--- start of Provided entries ---

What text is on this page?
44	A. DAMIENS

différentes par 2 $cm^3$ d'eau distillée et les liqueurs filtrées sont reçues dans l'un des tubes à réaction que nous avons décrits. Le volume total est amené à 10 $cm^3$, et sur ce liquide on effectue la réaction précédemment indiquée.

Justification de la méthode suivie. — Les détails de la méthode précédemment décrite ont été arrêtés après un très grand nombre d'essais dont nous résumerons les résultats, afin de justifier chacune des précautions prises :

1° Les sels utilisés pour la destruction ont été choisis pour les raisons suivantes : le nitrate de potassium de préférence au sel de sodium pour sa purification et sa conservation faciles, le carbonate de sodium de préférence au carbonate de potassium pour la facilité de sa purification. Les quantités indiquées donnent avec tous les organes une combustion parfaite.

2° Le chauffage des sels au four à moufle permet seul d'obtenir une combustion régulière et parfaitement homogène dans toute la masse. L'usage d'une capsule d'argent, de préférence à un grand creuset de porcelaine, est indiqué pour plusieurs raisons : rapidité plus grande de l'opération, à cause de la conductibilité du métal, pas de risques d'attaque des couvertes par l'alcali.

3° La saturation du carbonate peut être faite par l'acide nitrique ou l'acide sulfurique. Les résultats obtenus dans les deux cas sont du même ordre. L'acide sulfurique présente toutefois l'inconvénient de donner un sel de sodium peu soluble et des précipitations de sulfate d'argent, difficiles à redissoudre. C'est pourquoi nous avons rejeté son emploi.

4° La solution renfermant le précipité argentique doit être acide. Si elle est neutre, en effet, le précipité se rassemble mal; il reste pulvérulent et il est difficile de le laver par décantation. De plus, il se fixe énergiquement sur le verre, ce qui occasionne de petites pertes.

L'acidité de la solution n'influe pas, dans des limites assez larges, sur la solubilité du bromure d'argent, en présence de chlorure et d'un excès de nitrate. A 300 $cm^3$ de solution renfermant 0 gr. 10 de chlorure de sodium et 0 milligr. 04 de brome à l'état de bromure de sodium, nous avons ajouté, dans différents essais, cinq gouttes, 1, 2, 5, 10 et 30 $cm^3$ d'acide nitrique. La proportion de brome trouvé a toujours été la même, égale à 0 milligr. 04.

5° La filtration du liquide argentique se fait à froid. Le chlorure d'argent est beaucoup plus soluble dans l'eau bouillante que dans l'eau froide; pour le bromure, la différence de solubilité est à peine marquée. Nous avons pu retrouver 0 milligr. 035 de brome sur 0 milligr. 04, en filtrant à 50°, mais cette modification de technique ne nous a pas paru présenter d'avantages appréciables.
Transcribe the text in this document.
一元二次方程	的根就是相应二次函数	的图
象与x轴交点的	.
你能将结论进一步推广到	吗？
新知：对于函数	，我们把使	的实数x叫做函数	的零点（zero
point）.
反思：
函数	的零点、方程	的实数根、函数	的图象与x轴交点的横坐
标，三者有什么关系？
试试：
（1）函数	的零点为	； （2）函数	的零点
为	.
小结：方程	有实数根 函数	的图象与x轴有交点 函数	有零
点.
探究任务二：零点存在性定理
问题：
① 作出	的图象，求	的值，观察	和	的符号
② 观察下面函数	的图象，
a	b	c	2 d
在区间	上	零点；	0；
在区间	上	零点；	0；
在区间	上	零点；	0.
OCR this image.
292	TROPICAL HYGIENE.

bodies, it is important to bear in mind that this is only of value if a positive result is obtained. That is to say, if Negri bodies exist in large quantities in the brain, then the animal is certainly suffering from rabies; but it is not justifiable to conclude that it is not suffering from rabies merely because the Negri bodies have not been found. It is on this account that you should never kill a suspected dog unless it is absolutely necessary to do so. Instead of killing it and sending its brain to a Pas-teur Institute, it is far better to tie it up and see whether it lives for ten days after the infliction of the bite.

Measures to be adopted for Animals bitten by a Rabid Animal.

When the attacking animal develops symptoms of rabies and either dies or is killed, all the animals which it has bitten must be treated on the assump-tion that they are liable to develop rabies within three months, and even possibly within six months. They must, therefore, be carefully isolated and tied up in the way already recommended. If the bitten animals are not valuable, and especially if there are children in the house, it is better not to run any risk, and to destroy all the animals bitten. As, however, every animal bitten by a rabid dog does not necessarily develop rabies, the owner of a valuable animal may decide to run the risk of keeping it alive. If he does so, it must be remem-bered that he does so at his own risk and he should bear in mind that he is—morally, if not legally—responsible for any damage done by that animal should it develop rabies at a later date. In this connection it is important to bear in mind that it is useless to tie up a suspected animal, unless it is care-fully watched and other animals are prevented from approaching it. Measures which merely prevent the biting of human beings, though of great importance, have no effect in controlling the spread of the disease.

--- end of Provided entries ---

**Exercise prompt:**
Print the material above once more, exactly.

**Solved exercise:**
What text is on this page?
44	A. DAMIENS

différentes par 2 $cm^3$ d'eau distillée et les liqueurs filtrées sont reçues dans l'un des tubes à réaction que nous avons décrits. Le volume total est amené à 10 $cm^3$, et sur ce liquide on effectue la réaction précédemment indiquée.

Justification de la méthode suivie. — Les détails de la méthode précédemment décrite ont été arrêtés après un très grand nombre d'essais dont nous résumerons les résultats, afin de justifier chacune des précautions prises :

1° Les sels utilisés pour la destruction ont été choisis pour les raisons suivantes : le nitrate de potassium de préférence au sel de sodium pour sa purification et sa conservation faciles, le carbonate de sodium de préférence au carbonate de potassium pour la facilité de sa purification. Les quantités indiquées donnent avec tous les organes une combustion parfaite.

2° Le chauffage des sels au four à moufle permet seul d'obtenir une combustion régulière et parfaitement homogène dans toute la masse. L'usage d'une capsule d'argent, de préférence à un grand creuset de porcelaine, est indiqué pour plusieurs raisons : rapidité plus grande de l'opération, à cause de la conductibilité du métal, pas de risques d'attaque des couvertes par l'alcali.

3° La saturation du carbonate peut être faite par l'acide nitrique ou l'acide sulfurique. Les résultats obtenus dans les deux cas sont du même ordre. L'acide sulfurique présente toutefois l'inconvénient de donner un sel de sodium peu soluble et des précipitations de sulfate d'argent, difficiles à redissoudre. C'est pourquoi nous avons rejeté son emploi.

4° La solution renfermant le précipité argentique doit être acide. Si elle est neutre, en effet, le précipité se rassemble mal; il reste pulvérulent et il est difficile de le laver par décantation. De plus, il se fixe énergiquement sur le verre, ce qui occasionne de petites pertes.

L'acidité de la solution n'influe pas, dans des limites assez larges, sur la solubilité du bromure d'argent, en présence de chlorure et d'un excès de nitrate. A 300 $cm^3$ de solution renfermant 0 gr. 10 de chlorure de sodium et 0 milligr. 04 de brome à l'état de bromure de sodium, nous avons ajouté, dans différents essais, cinq gouttes, 1, 2, 5, 10 et 30 $cm^3$ d'acide nitrique. La proportion de brome trouvé a toujours été la même, égale à 0 milligr. 04.

5° La filtration du liquide argentique se fait à froid. Le chlorure d'argent est beaucoup plus soluble dans l'eau bouillante que dans l'eau froide; pour le bromure, la différence de solubilité est à peine marquée. Nous avons pu retrouver 0 milligr. 035 de brome sur 0 milligr. 04, en filtrant à 50°, mais cette modification de technique ne nous a pas paru présenter d'avantages appréciables.
Transcribe the text in this document.
一元二次方程	的根就是相应二次函数	的图
象与x轴交点的	.
你能将结论进一步推广到	吗？
新知：对于函数	，我们把使	的实数x叫做函数	的零点（zero
point）.
反思：
函数	的零点、方程	的实数根、函数	的图象与x轴交点的横坐
标，三者有什么关系？
试试：
（1）函数	的零点为	； （2）函数	的零点
为	.
小结：方程	有实数根 函数	的图象与x轴有交点 函数	有零
点.
探究任务二：零点存在性定理
问题：
① 作出	的图象，求	的值，观察	和	的符号
② 观察下面函数	的图象，
a	b	c	2 d
在区间	上	零点；	0；
在区间	上	零点；	0；
在区间	上	零点；	0.
OCR this image.
292	TROPICAL HYGIENE.

bodies, it is important to bear in mind that this is only of value if a positive result is obtained. That is to say, if Negri bodies exist in large quantities in the brain, then the animal is certainly suffering from rabies; but it is not justifiable to conclude that it is not suffering from rabies merely because the Negri bodies have not been found. It is on this account that you should never kill a suspected dog unless it is absolutely necessary to do so. Instead of killing it and sending its brain to a Pas-teur Institute, it is far better to tie it up and see whether it lives for ten days after the infliction of the bite.

Measures to be adopted for Animals bitten by a Rabid Animal.

When the attacking animal develops symptoms of rabies and either dies or is killed, all the animals which it has bitten must be treated on the assump-tion that they are liable to develop rabies within three months, and even possibly within six months. They must, therefore, be carefully isolated and tied up in the way already recommended. If the bitten animals are not valuable, and especially if there are children in the house, it is better not to run any risk, and to destroy all the animals bitten. As, however, every animal bitten by a rabid dog does not necessarily develop rabies, the owner of a valuable animal may decide to run the risk of keeping it alive. If he does so, it must be remem-bered that he does so at his own risk and he should bear in mind that he is—morally, if not legally—responsible for any damage done by that animal should it develop rabies at a later date. In this connection it is important to bear in mind that it is useless to tie up a suspected animal, unless it is care-fully watched and other animals are prevented from approaching it. Measures which merely prevent the biting of human beings, though of great importance, have no effect in controlling the spread of the disease.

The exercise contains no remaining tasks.